Exercise prompt
Your task is to restate the data word for word.
-- BEGIN Items --
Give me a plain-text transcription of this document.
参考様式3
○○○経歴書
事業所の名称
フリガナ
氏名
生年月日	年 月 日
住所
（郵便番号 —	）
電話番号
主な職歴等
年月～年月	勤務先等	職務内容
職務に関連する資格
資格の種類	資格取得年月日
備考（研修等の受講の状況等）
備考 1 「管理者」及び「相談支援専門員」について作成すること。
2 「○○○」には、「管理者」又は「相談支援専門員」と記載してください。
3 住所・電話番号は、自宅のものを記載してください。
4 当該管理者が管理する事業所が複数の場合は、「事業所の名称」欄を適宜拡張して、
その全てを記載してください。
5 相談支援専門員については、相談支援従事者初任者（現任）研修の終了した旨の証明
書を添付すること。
-- END Items --
Full output
Give me a plain-text transcription of this document.
参考様式3
○○○経歴書
事業所の名称
フリガナ
氏名
生年月日	年 月 日
住所
（郵便番号 —	）
電話番号
主な職歴等
年月～年月	勤務先等	職務内容
職務に関連する資格
資格の種類	資格取得年月日
備考（研修等の受講の状況等）
備考 1 「管理者」及び「相談支援専門員」について作成すること。
2 「○○○」には、「管理者」又は「相談支援専門員」と記載してください。
3 住所・電話番号は、自宅のものを記載してください。
4 当該管理者が管理する事業所が複数の場合は、「事業所の名称」欄を適宜拡張して、
その全てを記載してください。
5 相談支援専門員については、相談支援従事者初任者（現任）研修の終了した旨の証明
書を添付すること。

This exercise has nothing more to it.